PROMPT | Determine how many lines carry the word "babcfb". Output that number only.

******

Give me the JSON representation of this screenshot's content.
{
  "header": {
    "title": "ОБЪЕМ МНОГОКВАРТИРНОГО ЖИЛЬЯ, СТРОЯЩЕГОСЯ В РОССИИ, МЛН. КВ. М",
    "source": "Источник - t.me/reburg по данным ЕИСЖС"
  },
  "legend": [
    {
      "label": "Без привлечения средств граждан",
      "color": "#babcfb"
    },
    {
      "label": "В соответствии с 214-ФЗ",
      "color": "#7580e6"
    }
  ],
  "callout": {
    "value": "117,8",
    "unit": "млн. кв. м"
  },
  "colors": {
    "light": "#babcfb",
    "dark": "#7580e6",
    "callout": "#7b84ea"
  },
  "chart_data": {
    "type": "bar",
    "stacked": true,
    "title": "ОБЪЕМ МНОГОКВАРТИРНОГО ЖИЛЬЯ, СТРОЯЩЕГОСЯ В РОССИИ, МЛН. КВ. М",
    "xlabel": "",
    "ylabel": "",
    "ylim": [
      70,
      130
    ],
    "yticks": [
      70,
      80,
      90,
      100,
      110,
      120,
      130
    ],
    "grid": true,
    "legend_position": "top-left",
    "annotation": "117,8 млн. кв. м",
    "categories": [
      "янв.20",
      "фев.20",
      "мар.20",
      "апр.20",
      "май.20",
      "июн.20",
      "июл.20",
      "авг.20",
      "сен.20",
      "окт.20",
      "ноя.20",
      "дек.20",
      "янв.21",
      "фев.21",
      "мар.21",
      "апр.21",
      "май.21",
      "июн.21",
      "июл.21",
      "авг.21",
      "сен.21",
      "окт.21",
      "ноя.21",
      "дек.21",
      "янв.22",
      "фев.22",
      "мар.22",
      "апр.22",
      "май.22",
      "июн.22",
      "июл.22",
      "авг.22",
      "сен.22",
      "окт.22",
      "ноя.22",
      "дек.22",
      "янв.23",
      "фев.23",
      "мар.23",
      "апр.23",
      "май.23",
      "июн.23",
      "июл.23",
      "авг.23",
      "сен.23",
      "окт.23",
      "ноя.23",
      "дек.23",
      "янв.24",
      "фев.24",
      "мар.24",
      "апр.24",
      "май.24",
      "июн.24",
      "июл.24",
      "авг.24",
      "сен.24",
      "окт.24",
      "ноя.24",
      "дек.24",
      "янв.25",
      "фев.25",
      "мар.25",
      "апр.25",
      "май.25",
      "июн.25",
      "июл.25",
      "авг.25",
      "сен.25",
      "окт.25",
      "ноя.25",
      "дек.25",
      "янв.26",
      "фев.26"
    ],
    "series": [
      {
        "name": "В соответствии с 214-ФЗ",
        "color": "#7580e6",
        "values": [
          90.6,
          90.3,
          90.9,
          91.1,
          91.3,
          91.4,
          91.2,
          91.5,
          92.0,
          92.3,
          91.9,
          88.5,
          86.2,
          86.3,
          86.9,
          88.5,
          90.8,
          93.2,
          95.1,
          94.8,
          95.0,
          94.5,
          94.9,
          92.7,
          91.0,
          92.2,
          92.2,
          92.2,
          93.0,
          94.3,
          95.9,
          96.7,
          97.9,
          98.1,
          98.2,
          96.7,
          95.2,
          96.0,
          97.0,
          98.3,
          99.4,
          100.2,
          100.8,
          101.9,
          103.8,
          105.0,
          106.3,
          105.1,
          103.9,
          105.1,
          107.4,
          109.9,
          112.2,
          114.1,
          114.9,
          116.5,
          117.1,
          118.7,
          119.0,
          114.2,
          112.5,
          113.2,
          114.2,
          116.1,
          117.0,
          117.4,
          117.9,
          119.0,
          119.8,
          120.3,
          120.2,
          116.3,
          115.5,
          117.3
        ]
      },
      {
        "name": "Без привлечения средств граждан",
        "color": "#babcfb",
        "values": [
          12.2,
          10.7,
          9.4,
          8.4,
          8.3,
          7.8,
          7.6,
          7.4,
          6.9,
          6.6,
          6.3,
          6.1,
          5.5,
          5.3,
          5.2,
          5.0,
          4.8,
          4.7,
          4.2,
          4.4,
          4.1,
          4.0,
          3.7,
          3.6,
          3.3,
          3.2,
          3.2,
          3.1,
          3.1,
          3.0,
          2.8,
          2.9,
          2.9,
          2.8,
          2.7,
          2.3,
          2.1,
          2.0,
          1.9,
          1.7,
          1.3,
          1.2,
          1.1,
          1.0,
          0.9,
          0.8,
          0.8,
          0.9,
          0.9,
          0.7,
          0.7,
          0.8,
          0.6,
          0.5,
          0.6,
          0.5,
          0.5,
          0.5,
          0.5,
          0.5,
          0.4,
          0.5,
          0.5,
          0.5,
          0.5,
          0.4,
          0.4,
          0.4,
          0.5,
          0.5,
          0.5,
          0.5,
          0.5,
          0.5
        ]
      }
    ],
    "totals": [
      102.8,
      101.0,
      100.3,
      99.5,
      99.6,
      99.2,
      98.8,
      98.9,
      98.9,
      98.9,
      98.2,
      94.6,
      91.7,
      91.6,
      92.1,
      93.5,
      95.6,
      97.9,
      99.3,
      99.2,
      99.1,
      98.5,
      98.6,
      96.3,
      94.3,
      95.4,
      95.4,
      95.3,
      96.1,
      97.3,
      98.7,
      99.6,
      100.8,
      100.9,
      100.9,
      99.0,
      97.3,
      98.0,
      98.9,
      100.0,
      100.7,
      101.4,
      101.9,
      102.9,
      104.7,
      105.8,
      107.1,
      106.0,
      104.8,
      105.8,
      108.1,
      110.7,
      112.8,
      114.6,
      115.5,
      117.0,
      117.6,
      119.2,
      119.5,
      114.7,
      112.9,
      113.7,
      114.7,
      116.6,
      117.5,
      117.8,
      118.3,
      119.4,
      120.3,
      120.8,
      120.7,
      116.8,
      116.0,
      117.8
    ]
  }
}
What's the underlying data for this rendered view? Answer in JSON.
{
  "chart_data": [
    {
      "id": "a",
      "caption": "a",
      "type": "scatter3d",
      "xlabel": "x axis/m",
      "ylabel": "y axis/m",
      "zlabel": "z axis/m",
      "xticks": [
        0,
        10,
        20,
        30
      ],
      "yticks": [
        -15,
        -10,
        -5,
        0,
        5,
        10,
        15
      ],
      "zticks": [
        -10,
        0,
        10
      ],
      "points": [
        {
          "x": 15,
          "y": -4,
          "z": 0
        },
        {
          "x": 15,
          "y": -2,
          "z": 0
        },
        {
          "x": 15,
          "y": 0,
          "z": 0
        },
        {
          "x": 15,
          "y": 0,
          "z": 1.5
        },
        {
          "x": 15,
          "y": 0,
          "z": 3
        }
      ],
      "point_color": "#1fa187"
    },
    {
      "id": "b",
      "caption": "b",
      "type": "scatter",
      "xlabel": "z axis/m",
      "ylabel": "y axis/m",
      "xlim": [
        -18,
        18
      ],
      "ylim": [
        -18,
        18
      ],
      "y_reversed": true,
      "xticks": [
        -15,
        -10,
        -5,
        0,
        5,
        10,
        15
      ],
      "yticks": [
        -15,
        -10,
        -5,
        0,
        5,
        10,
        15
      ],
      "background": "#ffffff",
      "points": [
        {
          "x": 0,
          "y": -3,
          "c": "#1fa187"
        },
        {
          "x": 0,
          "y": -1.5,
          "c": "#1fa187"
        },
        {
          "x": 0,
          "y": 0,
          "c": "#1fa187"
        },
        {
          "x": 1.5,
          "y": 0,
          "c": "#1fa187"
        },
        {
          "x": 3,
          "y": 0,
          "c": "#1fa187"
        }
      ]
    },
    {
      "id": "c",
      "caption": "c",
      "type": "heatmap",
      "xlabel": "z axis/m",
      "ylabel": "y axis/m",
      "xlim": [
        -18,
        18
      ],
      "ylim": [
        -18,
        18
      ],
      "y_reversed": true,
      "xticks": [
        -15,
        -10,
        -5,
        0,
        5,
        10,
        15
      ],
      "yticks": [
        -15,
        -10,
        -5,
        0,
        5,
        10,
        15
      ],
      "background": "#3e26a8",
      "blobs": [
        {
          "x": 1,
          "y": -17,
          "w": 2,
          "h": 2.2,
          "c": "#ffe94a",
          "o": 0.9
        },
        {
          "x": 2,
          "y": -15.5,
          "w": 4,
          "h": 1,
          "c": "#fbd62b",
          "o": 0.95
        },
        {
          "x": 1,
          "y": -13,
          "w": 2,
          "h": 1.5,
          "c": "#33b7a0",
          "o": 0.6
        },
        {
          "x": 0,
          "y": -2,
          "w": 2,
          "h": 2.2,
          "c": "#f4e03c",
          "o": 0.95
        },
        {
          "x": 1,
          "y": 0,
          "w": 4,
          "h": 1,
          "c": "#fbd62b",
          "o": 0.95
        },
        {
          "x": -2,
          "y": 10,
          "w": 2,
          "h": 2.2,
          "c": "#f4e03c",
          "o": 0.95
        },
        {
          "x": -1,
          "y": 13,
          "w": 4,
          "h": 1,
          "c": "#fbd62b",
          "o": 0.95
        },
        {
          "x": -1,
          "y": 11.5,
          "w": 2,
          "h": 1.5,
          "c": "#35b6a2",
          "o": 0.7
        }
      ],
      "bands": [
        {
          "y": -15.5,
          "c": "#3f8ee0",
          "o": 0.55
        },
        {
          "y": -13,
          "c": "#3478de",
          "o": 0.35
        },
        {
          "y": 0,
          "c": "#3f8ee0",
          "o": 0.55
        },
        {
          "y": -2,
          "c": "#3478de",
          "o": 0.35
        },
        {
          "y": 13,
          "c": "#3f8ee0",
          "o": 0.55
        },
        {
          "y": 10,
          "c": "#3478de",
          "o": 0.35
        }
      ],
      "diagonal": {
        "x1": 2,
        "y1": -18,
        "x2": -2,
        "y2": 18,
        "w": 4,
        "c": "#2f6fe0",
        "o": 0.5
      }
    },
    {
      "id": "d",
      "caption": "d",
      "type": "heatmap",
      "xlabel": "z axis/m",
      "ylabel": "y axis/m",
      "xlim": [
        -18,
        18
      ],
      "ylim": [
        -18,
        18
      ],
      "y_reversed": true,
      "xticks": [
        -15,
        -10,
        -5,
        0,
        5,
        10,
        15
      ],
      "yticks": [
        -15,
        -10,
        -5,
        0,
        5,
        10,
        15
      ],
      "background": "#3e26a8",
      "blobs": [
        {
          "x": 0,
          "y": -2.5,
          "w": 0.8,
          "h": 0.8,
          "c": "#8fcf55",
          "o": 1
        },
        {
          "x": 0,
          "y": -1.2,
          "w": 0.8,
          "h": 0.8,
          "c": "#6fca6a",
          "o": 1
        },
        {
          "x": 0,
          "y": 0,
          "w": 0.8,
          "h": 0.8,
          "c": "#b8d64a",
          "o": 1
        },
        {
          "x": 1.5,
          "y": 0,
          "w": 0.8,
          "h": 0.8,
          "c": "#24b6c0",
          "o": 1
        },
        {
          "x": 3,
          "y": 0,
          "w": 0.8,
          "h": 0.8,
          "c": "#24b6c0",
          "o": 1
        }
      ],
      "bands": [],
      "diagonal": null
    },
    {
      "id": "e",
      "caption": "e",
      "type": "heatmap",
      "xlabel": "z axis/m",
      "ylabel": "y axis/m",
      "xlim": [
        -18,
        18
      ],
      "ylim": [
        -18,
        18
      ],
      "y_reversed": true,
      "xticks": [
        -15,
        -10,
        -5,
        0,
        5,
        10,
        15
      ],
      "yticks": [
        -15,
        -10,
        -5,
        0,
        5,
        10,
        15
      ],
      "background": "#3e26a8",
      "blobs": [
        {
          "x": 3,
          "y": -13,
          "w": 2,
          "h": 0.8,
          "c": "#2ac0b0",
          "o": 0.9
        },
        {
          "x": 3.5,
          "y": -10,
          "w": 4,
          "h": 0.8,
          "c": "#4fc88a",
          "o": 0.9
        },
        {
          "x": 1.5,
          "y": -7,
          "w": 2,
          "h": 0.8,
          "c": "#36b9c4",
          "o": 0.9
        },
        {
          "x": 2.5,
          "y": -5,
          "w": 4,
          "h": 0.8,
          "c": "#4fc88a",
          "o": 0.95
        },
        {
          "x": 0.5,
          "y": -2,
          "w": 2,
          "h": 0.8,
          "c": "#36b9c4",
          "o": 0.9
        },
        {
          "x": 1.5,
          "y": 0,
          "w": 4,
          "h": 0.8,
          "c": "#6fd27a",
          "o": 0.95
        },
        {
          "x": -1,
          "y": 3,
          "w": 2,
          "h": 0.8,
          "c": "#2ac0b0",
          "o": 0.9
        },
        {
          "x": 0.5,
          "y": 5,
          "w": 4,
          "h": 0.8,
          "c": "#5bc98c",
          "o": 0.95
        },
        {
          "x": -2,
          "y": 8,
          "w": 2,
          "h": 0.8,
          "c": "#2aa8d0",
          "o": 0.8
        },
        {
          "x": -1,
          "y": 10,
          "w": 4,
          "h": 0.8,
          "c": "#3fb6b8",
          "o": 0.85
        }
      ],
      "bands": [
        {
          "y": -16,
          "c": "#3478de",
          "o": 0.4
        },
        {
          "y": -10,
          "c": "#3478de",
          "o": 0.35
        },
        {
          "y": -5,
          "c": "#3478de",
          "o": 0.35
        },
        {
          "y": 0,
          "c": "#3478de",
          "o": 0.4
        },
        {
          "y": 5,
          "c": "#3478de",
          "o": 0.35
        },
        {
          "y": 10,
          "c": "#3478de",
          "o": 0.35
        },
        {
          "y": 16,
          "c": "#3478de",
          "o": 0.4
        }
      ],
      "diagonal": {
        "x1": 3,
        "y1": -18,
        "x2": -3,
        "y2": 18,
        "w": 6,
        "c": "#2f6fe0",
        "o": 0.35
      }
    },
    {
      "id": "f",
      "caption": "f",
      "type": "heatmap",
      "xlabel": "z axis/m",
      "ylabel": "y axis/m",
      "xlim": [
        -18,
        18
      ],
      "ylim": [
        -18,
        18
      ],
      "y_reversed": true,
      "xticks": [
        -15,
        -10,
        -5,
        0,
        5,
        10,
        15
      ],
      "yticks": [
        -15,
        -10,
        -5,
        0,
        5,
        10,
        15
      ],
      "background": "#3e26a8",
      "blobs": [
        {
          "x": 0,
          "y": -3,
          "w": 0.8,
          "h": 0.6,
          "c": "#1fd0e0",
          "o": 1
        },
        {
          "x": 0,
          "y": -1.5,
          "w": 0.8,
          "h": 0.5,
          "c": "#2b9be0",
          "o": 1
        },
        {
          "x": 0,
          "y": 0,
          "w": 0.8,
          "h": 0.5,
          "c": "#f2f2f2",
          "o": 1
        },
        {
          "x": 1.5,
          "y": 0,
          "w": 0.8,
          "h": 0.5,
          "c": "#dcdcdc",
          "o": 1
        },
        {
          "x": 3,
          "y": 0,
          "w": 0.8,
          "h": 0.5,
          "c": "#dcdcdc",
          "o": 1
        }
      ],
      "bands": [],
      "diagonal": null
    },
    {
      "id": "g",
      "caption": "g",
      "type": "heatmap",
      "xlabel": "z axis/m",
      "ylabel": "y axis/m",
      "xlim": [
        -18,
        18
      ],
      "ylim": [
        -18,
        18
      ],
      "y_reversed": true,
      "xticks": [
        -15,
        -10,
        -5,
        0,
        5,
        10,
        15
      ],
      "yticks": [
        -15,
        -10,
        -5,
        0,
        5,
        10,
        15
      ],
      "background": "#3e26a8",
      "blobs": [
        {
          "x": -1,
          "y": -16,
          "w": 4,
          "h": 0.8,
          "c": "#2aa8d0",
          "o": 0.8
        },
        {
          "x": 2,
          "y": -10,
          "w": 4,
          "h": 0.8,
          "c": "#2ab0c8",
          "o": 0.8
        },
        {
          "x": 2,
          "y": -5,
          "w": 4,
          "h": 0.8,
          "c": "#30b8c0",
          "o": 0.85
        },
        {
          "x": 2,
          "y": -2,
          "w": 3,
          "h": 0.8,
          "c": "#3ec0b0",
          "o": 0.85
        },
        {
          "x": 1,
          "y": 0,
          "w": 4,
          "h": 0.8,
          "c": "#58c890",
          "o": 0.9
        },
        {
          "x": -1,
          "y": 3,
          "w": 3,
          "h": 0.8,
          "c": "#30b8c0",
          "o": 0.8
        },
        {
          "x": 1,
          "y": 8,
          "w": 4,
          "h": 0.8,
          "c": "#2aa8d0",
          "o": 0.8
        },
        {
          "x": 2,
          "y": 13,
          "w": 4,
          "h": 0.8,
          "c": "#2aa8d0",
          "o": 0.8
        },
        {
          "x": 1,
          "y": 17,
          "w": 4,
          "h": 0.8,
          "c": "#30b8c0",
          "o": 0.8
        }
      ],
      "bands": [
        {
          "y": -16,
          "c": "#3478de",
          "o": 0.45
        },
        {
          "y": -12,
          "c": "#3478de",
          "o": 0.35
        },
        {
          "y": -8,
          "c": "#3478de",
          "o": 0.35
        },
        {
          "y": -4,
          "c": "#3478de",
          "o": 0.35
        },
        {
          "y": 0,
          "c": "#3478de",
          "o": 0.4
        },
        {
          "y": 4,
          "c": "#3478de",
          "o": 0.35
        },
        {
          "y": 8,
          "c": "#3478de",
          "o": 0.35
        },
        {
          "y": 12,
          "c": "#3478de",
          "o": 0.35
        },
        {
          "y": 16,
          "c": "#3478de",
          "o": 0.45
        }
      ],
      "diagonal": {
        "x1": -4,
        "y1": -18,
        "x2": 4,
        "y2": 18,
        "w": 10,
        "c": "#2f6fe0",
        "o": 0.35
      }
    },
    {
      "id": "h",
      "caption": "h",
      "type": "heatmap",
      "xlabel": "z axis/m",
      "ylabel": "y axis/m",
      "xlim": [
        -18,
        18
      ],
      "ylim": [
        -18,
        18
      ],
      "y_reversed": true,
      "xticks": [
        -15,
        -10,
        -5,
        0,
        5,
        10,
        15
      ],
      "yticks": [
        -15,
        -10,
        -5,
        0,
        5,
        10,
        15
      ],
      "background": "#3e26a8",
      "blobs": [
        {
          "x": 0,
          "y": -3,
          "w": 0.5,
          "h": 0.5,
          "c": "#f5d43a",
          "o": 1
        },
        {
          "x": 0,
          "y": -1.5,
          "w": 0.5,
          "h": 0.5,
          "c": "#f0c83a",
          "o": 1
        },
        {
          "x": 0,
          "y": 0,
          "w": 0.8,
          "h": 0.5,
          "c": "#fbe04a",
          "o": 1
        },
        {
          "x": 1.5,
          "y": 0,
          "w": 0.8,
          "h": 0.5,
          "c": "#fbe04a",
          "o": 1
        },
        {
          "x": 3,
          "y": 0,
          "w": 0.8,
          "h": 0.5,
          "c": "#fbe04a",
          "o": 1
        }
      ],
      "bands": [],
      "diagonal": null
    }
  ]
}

******

ANSWER IN FULL | 3